BEGIN Records to process
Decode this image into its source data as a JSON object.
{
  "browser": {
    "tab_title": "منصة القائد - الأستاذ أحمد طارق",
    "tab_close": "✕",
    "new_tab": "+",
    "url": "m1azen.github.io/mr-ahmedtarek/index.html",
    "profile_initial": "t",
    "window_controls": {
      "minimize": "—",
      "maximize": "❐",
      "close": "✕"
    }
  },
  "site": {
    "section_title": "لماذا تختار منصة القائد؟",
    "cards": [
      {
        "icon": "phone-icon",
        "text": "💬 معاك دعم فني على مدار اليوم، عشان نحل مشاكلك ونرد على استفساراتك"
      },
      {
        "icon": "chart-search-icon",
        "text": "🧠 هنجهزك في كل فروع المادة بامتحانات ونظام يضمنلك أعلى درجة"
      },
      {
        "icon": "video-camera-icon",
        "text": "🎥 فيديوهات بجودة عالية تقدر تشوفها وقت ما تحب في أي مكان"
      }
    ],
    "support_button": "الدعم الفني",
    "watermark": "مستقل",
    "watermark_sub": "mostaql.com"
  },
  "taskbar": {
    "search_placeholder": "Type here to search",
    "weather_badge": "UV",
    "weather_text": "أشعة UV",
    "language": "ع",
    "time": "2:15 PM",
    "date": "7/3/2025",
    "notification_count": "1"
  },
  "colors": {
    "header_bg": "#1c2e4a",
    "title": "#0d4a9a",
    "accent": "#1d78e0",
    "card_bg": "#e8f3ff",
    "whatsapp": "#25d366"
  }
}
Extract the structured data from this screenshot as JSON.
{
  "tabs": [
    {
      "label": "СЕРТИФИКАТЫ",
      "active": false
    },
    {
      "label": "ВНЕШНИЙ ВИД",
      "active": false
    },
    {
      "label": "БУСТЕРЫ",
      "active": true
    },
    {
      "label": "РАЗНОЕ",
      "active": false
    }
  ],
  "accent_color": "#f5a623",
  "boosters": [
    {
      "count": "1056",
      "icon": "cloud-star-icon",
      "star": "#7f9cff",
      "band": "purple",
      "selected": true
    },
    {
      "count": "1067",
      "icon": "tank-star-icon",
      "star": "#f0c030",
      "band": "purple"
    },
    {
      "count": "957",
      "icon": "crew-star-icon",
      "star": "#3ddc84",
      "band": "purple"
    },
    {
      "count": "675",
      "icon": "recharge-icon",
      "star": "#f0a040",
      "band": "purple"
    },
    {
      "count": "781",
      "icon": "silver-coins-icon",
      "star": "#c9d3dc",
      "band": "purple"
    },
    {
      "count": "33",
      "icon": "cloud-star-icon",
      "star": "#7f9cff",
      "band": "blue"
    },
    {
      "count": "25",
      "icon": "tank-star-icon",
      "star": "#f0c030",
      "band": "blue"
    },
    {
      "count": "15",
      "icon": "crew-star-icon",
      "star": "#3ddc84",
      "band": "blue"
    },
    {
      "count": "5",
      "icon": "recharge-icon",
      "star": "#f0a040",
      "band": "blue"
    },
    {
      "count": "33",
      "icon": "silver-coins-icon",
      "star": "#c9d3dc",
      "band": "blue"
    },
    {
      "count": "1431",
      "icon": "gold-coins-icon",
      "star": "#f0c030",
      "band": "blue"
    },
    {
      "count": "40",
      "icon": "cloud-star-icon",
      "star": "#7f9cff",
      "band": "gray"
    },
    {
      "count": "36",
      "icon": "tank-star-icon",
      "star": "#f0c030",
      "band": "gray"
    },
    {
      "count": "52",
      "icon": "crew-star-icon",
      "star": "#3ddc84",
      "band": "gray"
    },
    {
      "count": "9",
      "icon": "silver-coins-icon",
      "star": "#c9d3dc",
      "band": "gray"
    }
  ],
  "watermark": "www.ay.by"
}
END Records to process
Generate an exact reproduction of all entries.

Solution to this problem:
Decode this image into its source data as a JSON object.
{
  "browser": {
    "tab_title": "منصة القائد - الأستاذ أحمد طارق",
    "tab_close": "✕",
    "new_tab": "+",
    "url": "m1azen.github.io/mr-ahmedtarek/index.html",
    "profile_initial": "t",
    "window_controls": {
      "minimize": "—",
      "maximize": "❐",
      "close": "✕"
    }
  },
  "site": {
    "section_title": "لماذا تختار منصة القائد؟",
    "cards": [
      {
        "icon": "phone-icon",
        "text": "💬 معاك دعم فني على مدار اليوم، عشان نحل مشاكلك ونرد على استفساراتك"
      },
      {
        "icon": "chart-search-icon",
        "text": "🧠 هنجهزك في كل فروع المادة بامتحانات ونظام يضمنلك أعلى درجة"
      },
      {
        "icon": "video-camera-icon",
        "text": "🎥 فيديوهات بجودة عالية تقدر تشوفها وقت ما تحب في أي مكان"
      }
    ],
    "support_button": "الدعم الفني",
    "watermark": "مستقل",
    "watermark_sub": "mostaql.com"
  },
  "taskbar": {
    "search_placeholder": "Type here to search",
    "weather_badge": "UV",
    "weather_text": "أشعة UV",
    "language": "ع",
    "time": "2:15 PM",
    "date": "7/3/2025",
    "notification_count": "1"
  },
  "colors": {
    "header_bg": "#1c2e4a",
    "title": "#0d4a9a",
    "accent": "#1d78e0",
    "card_bg": "#e8f3ff",
    "whatsapp": "#25d366"
  }
}
Extract the structured data from this screenshot as JSON.
{
  "tabs": [
    {
      "label": "СЕРТИФИКАТЫ",
      "active": false
    },
    {
      "label": "ВНЕШНИЙ ВИД",
      "active": false
    },
    {
      "label": "БУСТЕРЫ",
      "active": true
    },
    {
      "label": "РАЗНОЕ",
      "active": false
    }
  ],
  "accent_color": "#f5a623",
  "boosters": [
    {
      "count": "1056",
      "icon": "cloud-star-icon",
      "star": "#7f9cff",
      "band": "purple",
      "selected": true
    },
    {
      "count": "1067",
      "icon": "tank-star-icon",
      "star": "#f0c030",
      "band": "purple"
    },
    {
      "count": "957",
      "icon": "crew-star-icon",
      "star": "#3ddc84",
      "band": "purple"
    },
    {
      "count": "675",
      "icon": "recharge-icon",
      "star": "#f0a040",
      "band": "purple"
    },
    {
      "count": "781",
      "icon": "silver-coins-icon",
      "star": "#c9d3dc",
      "band": "purple"
    },
    {
      "count": "33",
      "icon": "cloud-star-icon",
      "star": "#7f9cff",
      "band": "blue"
    },
    {
      "count": "25",
      "icon": "tank-star-icon",
      "star": "#f0c030",
      "band": "blue"
    },
    {
      "count": "15",
      "icon": "crew-star-icon",
      "star": "#3ddc84",
      "band": "blue"
    },
    {
      "count": "5",
      "icon": "recharge-icon",
      "star": "#f0a040",
      "band": "blue"
    },
    {
      "count": "33",
      "icon": "silver-coins-icon",
      "star": "#c9d3dc",
      "band": "blue"
    },
    {
      "count": "1431",
      "icon": "gold-coins-icon",
      "star": "#f0c030",
      "band": "blue"
    },
    {
      "count": "40",
      "icon": "cloud-star-icon",
      "star": "#7f9cff",
      "band": "gray"
    },
    {
      "count": "36",
      "icon": "tank-star-icon",
      "star": "#f0c030",
      "band": "gray"
    },
    {
      "count": "52",
      "icon": "crew-star-icon",
      "star": "#3ddc84",
      "band": "gray"
    },
    {
      "count": "9",
      "icon": "silver-coins-icon",
      "star": "#c9d3dc",
      "band": "gray"
    }
  ],
  "watermark": "www.ay.by"
}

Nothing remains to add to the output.